▶ _SET PROBLEM_: Could you render the rows below as a Markdown table with the columns Index and Line, beginning at the first row and stopping after the line that has "cb-discuss-yes[interactable] — [1055, 1165, 1065, 1175]", with blank lines omitted?

▶ _EXTRACTED INFORMATION_:
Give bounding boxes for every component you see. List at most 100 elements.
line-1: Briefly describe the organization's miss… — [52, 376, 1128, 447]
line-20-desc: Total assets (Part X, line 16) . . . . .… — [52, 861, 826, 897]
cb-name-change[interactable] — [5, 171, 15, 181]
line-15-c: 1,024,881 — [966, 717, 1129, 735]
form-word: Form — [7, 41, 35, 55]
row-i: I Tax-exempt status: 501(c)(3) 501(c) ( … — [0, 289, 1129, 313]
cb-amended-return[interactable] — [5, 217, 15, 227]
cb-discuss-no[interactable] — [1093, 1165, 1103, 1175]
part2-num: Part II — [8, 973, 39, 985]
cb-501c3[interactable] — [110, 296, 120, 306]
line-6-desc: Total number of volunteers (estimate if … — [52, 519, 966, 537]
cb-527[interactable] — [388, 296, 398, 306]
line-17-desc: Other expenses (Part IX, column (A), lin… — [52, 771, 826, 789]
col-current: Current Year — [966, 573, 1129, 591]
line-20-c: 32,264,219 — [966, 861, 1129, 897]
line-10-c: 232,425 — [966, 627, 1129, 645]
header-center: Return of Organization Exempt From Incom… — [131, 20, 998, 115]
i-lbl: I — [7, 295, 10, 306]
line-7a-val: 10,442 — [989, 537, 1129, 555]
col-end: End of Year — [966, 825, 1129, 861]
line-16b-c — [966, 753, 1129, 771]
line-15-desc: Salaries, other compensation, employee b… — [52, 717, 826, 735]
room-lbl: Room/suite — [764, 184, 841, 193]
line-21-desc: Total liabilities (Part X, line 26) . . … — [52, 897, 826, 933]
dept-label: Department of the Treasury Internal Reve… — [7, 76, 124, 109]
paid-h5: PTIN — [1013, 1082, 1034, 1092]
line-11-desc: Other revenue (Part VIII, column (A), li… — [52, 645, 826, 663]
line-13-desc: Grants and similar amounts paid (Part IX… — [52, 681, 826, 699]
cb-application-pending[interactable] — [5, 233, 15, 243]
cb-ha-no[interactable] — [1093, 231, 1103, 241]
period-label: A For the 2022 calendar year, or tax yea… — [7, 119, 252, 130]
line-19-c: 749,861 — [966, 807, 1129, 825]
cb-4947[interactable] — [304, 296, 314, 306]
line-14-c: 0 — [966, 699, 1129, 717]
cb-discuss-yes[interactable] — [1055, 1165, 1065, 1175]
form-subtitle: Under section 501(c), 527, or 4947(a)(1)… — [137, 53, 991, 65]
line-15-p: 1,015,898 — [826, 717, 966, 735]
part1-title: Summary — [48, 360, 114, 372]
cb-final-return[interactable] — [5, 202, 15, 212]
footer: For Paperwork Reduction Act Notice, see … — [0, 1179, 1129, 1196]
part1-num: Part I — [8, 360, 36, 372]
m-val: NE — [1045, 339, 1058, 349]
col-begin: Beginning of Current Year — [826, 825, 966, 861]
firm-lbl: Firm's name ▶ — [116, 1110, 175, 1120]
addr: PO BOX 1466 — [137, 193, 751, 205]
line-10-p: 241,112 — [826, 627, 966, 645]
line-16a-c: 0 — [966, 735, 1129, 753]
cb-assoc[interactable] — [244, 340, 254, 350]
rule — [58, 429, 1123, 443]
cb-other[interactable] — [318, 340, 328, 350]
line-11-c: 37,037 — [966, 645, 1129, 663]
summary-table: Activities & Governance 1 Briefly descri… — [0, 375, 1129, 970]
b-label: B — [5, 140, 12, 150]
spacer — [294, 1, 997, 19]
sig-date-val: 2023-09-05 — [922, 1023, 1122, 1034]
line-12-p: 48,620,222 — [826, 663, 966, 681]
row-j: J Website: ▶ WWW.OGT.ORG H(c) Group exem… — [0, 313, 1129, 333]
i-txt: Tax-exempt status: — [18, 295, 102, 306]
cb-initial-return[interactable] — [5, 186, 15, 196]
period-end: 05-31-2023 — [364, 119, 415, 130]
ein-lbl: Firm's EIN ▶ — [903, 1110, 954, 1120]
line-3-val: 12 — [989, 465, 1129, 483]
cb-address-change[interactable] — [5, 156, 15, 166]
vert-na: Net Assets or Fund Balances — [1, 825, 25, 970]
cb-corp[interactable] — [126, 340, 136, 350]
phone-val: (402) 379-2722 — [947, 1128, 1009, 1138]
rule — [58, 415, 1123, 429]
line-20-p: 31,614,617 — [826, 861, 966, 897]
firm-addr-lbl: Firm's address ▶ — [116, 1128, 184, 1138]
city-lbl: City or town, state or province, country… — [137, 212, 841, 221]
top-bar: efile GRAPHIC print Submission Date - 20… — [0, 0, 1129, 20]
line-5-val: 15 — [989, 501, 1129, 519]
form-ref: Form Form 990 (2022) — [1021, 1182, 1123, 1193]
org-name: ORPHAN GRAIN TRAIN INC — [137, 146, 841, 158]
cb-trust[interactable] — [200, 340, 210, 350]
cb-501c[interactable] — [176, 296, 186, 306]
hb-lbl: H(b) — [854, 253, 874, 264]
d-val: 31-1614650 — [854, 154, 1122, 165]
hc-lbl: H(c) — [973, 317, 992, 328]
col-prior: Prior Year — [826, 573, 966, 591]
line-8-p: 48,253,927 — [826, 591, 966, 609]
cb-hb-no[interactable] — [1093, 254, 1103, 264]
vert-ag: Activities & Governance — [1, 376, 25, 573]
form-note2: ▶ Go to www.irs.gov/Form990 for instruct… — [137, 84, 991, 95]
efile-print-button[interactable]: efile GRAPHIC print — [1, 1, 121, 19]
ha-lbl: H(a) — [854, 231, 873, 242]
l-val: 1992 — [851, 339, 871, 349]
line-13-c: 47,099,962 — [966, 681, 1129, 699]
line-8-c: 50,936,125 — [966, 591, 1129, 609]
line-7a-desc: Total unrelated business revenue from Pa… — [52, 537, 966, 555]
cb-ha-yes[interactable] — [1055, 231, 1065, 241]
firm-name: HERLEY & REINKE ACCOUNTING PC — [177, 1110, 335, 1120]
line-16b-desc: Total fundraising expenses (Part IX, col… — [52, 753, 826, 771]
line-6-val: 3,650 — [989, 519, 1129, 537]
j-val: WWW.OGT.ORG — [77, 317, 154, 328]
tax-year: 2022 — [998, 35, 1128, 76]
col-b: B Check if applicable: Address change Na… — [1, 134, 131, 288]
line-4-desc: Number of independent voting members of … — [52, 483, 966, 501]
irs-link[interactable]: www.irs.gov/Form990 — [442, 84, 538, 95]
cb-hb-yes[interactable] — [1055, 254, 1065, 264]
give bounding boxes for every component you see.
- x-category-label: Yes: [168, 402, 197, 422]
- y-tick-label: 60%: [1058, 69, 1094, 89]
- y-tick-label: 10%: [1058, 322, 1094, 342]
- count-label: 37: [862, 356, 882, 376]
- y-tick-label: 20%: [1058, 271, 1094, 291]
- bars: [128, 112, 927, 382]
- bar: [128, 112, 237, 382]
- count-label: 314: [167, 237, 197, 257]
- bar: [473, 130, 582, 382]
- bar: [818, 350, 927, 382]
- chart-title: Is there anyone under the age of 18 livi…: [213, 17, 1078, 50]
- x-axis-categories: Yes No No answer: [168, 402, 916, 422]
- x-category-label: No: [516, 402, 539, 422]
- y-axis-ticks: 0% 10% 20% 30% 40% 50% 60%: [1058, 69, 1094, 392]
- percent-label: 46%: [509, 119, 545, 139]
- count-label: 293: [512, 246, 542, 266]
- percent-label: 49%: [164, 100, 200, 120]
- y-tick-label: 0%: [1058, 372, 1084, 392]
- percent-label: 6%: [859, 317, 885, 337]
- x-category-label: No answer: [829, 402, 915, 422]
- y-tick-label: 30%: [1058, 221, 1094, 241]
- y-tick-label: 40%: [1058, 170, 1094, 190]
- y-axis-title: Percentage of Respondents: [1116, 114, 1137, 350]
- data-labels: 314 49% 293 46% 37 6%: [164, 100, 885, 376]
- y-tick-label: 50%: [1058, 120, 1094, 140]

▶ _REPLY_:
| Index | Line |
|---|---|
| 1 | Give bounding boxes for every component you see. List at most 100 elements. |
| 2 | line-1: Briefly describe the organization's miss… — [52, 376, 1128, 447] |
| 3 | line-20-desc: Total assets (Part X, line 16) . . . . .… — [52, 861, 826, 897] |
| 4 | cb-name-change[interactable] — [5, 171, 15, 181] |
| 5 | line-15-c: 1,024,881 — [966, 717, 1129, 735] |
| 6 | form-word: Form — [7, 41, 35, 55] |
| 7 | row-i: I Tax-exempt status: 501(c)(3) 501(c) ( … — [0, 289, 1129, 313] |
| 8 | cb-amended-return[interactable] — [5, 217, 15, 227] |
| 9 | cb-discuss-no[interactable] — [1093, 1165, 1103, 1175] |
| 10 | part2-num: Part II — [8, 973, 39, 985] |
| 11 | cb-501c3[interactable] — [110, 296, 120, 306] |
| 12 | line-6-desc: Total number of volunteers (estimate if … — [52, 519, 966, 537] |
| 13 | cb-527[interactable] — [388, 296, 398, 306] |
| 14 | line-17-desc: Other expenses (Part IX, column (A), lin… — [52, 771, 826, 789] |
| 15 | col-current: Current Year — [966, 573, 1129, 591] |
| 16 | line-20-c: 32,264,219 — [966, 861, 1129, 897] |
| 17 | line-10-c: 232,425 — [966, 627, 1129, 645] |
| 18 | header-center: Return of Organization Exempt From Incom… — [131, 20, 998, 115] |
| 19 | i-lbl: I — [7, 295, 10, 306] |
| 20 | line-7a-val: 10,442 — [989, 537, 1129, 555] |
| 21 | col-end: End of Year — [966, 825, 1129, 861] |
| 22 | line-16b-c — [966, 753, 1129, 771] |
| 23 | line-15-desc: Salaries, other compensation, employee b… — [52, 717, 826, 735] |
| 24 | room-lbl: Room/suite — [764, 184, 841, 193] |
| 25 | line-21-desc: Total liabilities (Part X, line 26) . . … — [52, 897, 826, 933] |
| 26 | dept-label: Department of the Treasury Internal Reve… — [7, 76, 124, 109] |
| 27 | paid-h5: PTIN — [1013, 1082, 1034, 1092] |
| 28 | line-11-desc: Other revenue (Part VIII, column (A), li… — [52, 645, 826, 663] |
| 29 | line-13-desc: Grants and similar amounts paid (Part IX… — [52, 681, 826, 699] |
| 30 | cb-application-pending[interactable] — [5, 233, 15, 243] |
| 31 | cb-ha-no[interactable] — [1093, 231, 1103, 241] |
| 32 | period-label: A For the 2022 calendar year, or tax yea… — [7, 119, 252, 130] |
| 33 | line-19-c: 749,861 — [966, 807, 1129, 825] |
| 34 | cb-4947[interactable] — [304, 296, 314, 306] |
| 35 | line-14-c: 0 — [966, 699, 1129, 717] |
| 36 | cb-discuss-yes[interactable] — [1055, 1165, 1065, 1175] |